§ **WRITTEN REQUEST**:
In the records below, find each line with the word "structured" and copy it.
--------------------------------
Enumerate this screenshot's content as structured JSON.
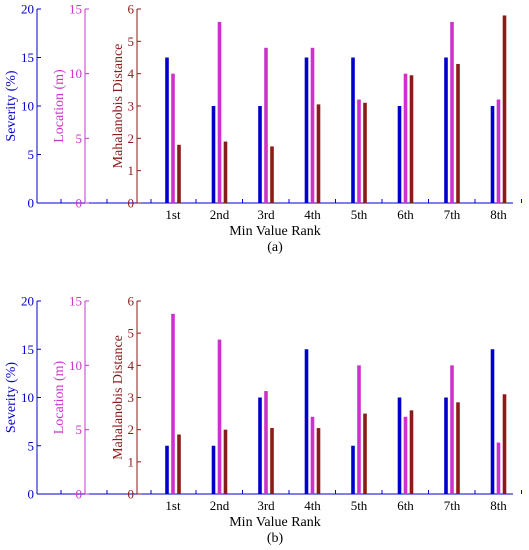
{
  "colors": {
    "severity": "#0000cc",
    "location": "#cc33cc",
    "mahalanobis": "#8b1a1a"
  },
  "chart_data": [
    {
      "type": "bar",
      "panel_label": "(a)",
      "xlabel": "Min Value Rank",
      "categories": [
        "1st",
        "2nd",
        "3rd",
        "4th",
        "5th",
        "6th",
        "7th",
        "8th"
      ],
      "axes": [
        {
          "label": "Severity (%)",
          "range": [
            0,
            20
          ],
          "ticks": [
            0,
            5,
            10,
            15,
            20
          ]
        },
        {
          "label": "Location (m)",
          "range": [
            0,
            15
          ],
          "ticks": [
            0,
            5,
            10,
            15
          ]
        },
        {
          "label": "Mahalanobis Distance",
          "range": [
            0,
            6
          ],
          "ticks": [
            0,
            1,
            2,
            3,
            4,
            5,
            6
          ]
        }
      ],
      "series": [
        {
          "name": "Severity (%)",
          "values": [
            15,
            10,
            10,
            15,
            15,
            10,
            15,
            10
          ]
        },
        {
          "name": "Location (m)",
          "values": [
            10,
            14,
            12,
            12,
            8,
            10,
            14,
            8
          ]
        },
        {
          "name": "Mahalanobis Distance",
          "values": [
            1.8,
            1.9,
            1.75,
            3.05,
            3.1,
            3.95,
            4.3,
            5.8
          ]
        }
      ]
    },
    {
      "type": "bar",
      "panel_label": "(b)",
      "xlabel": "Min Value Rank",
      "categories": [
        "1st",
        "2nd",
        "3rd",
        "4th",
        "5th",
        "6th",
        "7th",
        "8th"
      ],
      "axes": [
        {
          "label": "Severity (%)",
          "range": [
            0,
            20
          ],
          "ticks": [
            0,
            5,
            10,
            15,
            20
          ]
        },
        {
          "label": "Location (m)",
          "range": [
            0,
            15
          ],
          "ticks": [
            0,
            5,
            10,
            15
          ]
        },
        {
          "label": "Mahalanobis Distance",
          "range": [
            0,
            6
          ],
          "ticks": [
            0,
            1,
            2,
            3,
            4,
            5,
            6
          ]
        }
      ],
      "series": [
        {
          "name": "Severity (%)",
          "values": [
            5,
            5,
            10,
            15,
            5,
            10,
            10,
            15
          ]
        },
        {
          "name": "Location (m)",
          "values": [
            14,
            12,
            8,
            6,
            10,
            6,
            10,
            4
          ]
        },
        {
          "name": "Mahalanobis Distance",
          "values": [
            1.85,
            2.0,
            2.05,
            2.05,
            2.5,
            2.6,
            2.85,
            3.1
          ]
        }
      ]
    }
  ]
}
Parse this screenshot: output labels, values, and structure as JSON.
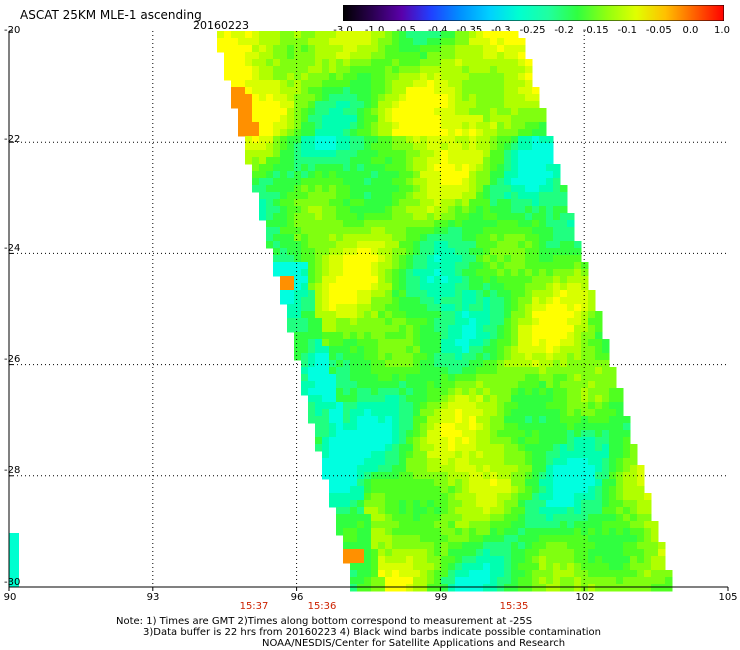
{
  "header": {
    "title": "ASCAT 25KM MLE-1 ascending",
    "date": "20160223"
  },
  "colorbar": {
    "labels": [
      "-3.0",
      "-1.0",
      "-0.5",
      "-0.4",
      "-0.35",
      "-0.3",
      "-0.25",
      "-0.2",
      "-0.15",
      "-0.1",
      "-0.05",
      "0.0",
      "1.0"
    ],
    "colors": [
      "#000000",
      "#2a0050",
      "#5a00aa",
      "#2040ff",
      "#0090ff",
      "#00d0ff",
      "#00ffd0",
      "#20ffa0",
      "#30ff40",
      "#90ff10",
      "#e0ff00",
      "#ffc000",
      "#ff6000",
      "#ff0000"
    ]
  },
  "axes": {
    "y_ticks": [
      "-20",
      "-22",
      "-24",
      "-26",
      "-28",
      "-30"
    ],
    "x_ticks": [
      "90",
      "93",
      "96",
      "99",
      "102",
      "105"
    ],
    "lon_range": [
      90,
      105
    ],
    "lat_range": [
      -30,
      -20
    ],
    "grid": true
  },
  "times": [
    "15:37",
    "15:36",
    "15:35"
  ],
  "notes": {
    "line1": "Note: 1) Times are GMT 2)Times along bottom correspond to measurement at -25S",
    "line2": "3)Data buffer is 22 hrs from 20160223 4) Black wind barbs indicate possible contamination",
    "line3": "NOAA/NESDIS/Center for Satellite Applications and Research"
  }
}
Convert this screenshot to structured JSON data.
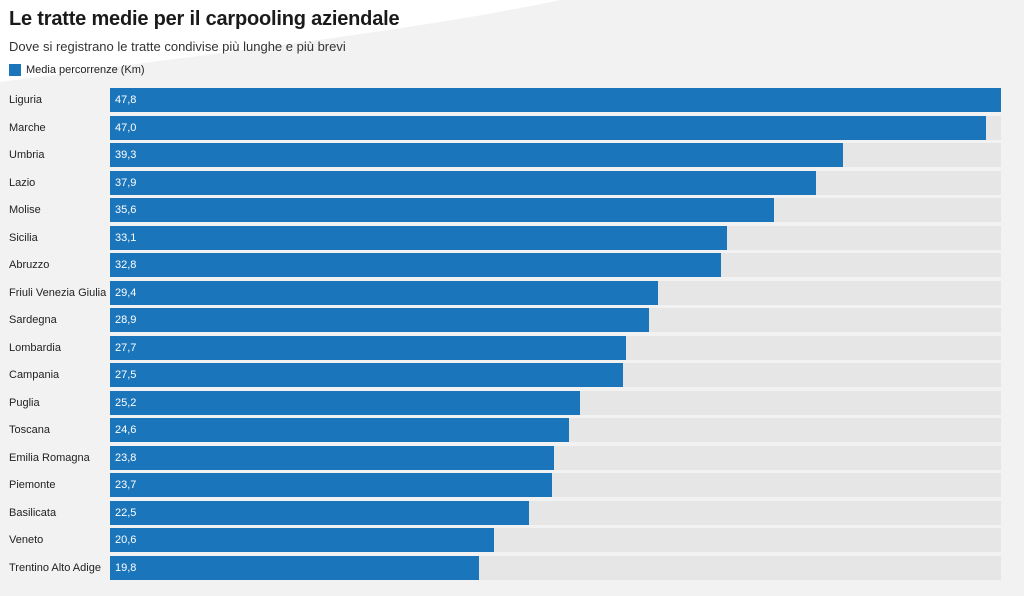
{
  "colors": {
    "bar": "#1b75bb",
    "track": "#e6e6e6"
  },
  "chart_data": {
    "type": "bar",
    "orientation": "horizontal",
    "title": "Le tratte medie per il carpooling aziendale",
    "subtitle": "Dove si registrano le tratte condivise più lunghe e più brevi",
    "legend_position": "top-left",
    "xlim": [
      0,
      47.8
    ],
    "grid": false,
    "series": [
      {
        "name": "Media percorrenze (Km)",
        "values": [
          47.8,
          47.0,
          39.3,
          37.9,
          35.6,
          33.1,
          32.8,
          29.4,
          28.9,
          27.7,
          27.5,
          25.2,
          24.6,
          23.8,
          23.7,
          22.5,
          20.6,
          19.8
        ]
      }
    ],
    "categories": [
      "Liguria",
      "Marche",
      "Umbria",
      "Lazio",
      "Molise",
      "Sicilia",
      "Abruzzo",
      "Friuli Venezia Giulia",
      "Sardegna",
      "Lombardia",
      "Campania",
      "Puglia",
      "Toscana",
      "Emilia Romagna",
      "Piemonte",
      "Basilicata",
      "Veneto",
      "Trentino Alto Adige"
    ],
    "value_labels": [
      "47,8",
      "47,0",
      "39,3",
      "37,9",
      "35,6",
      "33,1",
      "32,8",
      "29,4",
      "28,9",
      "27,7",
      "27,5",
      "25,2",
      "24,6",
      "23,8",
      "23,7",
      "22,5",
      "20,6",
      "19,8"
    ]
  }
}
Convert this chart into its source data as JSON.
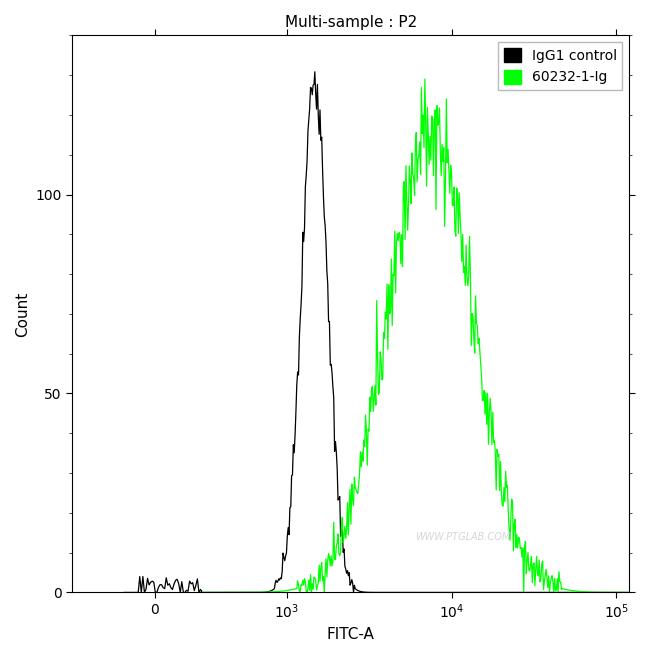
{
  "title": "Multi-sample : P2",
  "xlabel": "FITC-A",
  "ylabel": "Count",
  "ylim": [
    0,
    140
  ],
  "yticks": [
    0,
    50,
    100
  ],
  "legend_labels": [
    "IgG1 control",
    "60232-1-Ig"
  ],
  "watermark": "WWW.PTGLAB.COM",
  "background_color": "#ffffff",
  "line_color_black": "#000000",
  "line_color_green": "#00ff00",
  "black_log_mu": 7.3,
  "black_log_sigma": 0.18,
  "black_peak_height": 130,
  "green_log_mu": 8.9,
  "green_log_sigma": 0.6,
  "green_peak_height": 115,
  "n_curve_points": 500,
  "noise_scale_black": 4.0,
  "noise_scale_green": 7.0,
  "seed_black": 7,
  "seed_green": 13,
  "linthresh": 300,
  "linscale": 0.25,
  "xlim_low": -500,
  "xlim_high": 120000
}
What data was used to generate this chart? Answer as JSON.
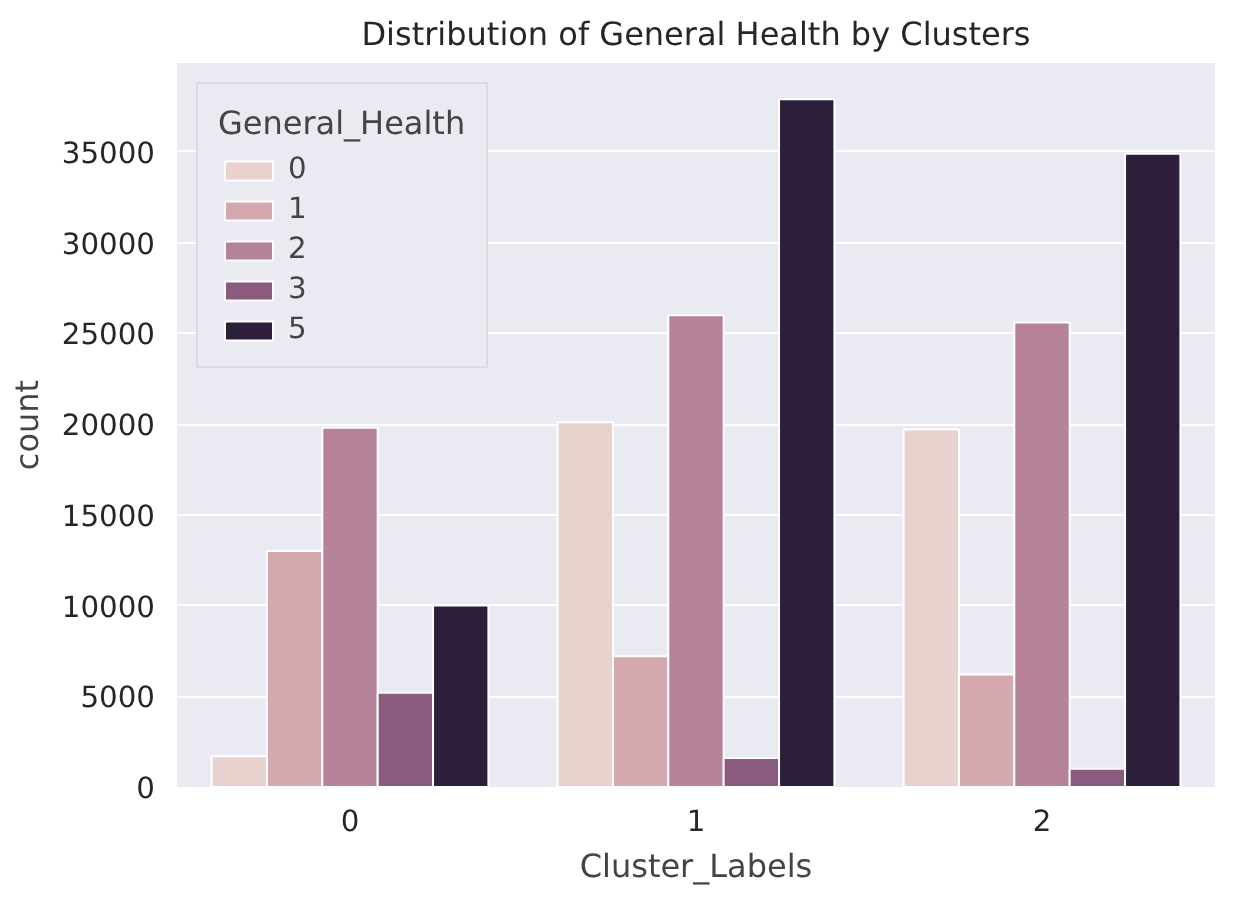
{
  "chart_data": {
    "type": "bar",
    "title": "Distribution of General Health by Clusters",
    "xlabel": "Cluster_Labels",
    "ylabel": "count",
    "legend_title": "General_Health",
    "categories": [
      "0",
      "1",
      "2"
    ],
    "series": [
      {
        "name": "0",
        "color": "#e9d1cd",
        "values": [
          1700,
          20100,
          19700
        ]
      },
      {
        "name": "1",
        "color": "#d4a9ae",
        "values": [
          13000,
          7200,
          6200
        ]
      },
      {
        "name": "2",
        "color": "#b5829a",
        "values": [
          19800,
          26000,
          25600
        ]
      },
      {
        "name": "3",
        "color": "#8b5a7f",
        "values": [
          5200,
          1600,
          1000
        ]
      },
      {
        "name": "5",
        "color": "#2d1e3a",
        "values": [
          10000,
          37900,
          34900
        ]
      }
    ],
    "ylim": [
      0,
      39900
    ],
    "yticks": [
      0,
      5000,
      10000,
      15000,
      20000,
      25000,
      30000,
      35000
    ],
    "grid": true,
    "legend": "top left"
  }
}
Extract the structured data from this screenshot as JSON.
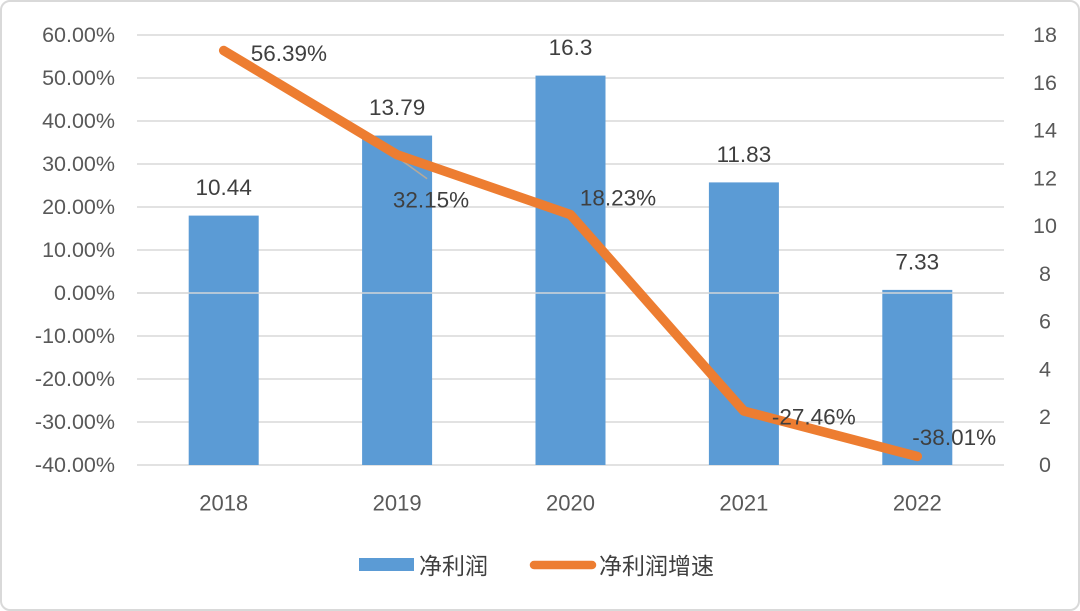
{
  "chart_data": {
    "type": "bar",
    "subtype": "combo bar+line, dual axis",
    "title": "",
    "categories": [
      "2018",
      "2019",
      "2020",
      "2021",
      "2022"
    ],
    "series": [
      {
        "name": "净利润",
        "chart_type": "bar",
        "axis": "right",
        "values": [
          10.44,
          13.79,
          16.3,
          11.83,
          7.33
        ],
        "data_labels": [
          "10.44",
          "13.79",
          "16.3",
          "11.83",
          "7.33"
        ],
        "color": "#5B9BD5"
      },
      {
        "name": "净利润增速",
        "chart_type": "line",
        "axis": "left",
        "values": [
          56.39,
          32.15,
          18.23,
          -27.46,
          -38.01
        ],
        "data_labels": [
          "56.39%",
          "32.15%",
          "18.23%",
          "-27.46%",
          "-38.01%"
        ],
        "color": "#ED7D31"
      }
    ],
    "left_axis": {
      "min": -40,
      "max": 60,
      "step": 10,
      "unit": "%",
      "tick_labels": [
        "60.00%",
        "50.00%",
        "40.00%",
        "30.00%",
        "20.00%",
        "10.00%",
        "0.00%",
        "-10.00%",
        "-20.00%",
        "-30.00%",
        "-40.00%"
      ]
    },
    "right_axis": {
      "min": 0,
      "max": 18,
      "step": 2,
      "tick_labels": [
        "18",
        "16",
        "14",
        "12",
        "10",
        "8",
        "6",
        "4",
        "2",
        "0"
      ]
    },
    "grid": true,
    "legend": {
      "position": "bottom",
      "items": [
        {
          "label": "净利润",
          "swatch": "bar",
          "color": "#5B9BD5"
        },
        {
          "label": "净利润增速",
          "swatch": "line",
          "color": "#ED7D31"
        }
      ]
    }
  },
  "colors": {
    "bar": "#5B9BD5",
    "line": "#ED7D31",
    "gridline": "#D9D9D9",
    "axis_text": "#595959",
    "label_text": "#3F3F3F",
    "leader_line": "#B5A99A",
    "card_border": "#D9D9D9",
    "background": "#FFFFFF"
  }
}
--------------------------------
§ **FINAL RESULT**:
Enumerate this screenshot's content as structured JSON.
Convert this screenshot to structured JSON data.
Extract the structured data from this screenshot as JSON.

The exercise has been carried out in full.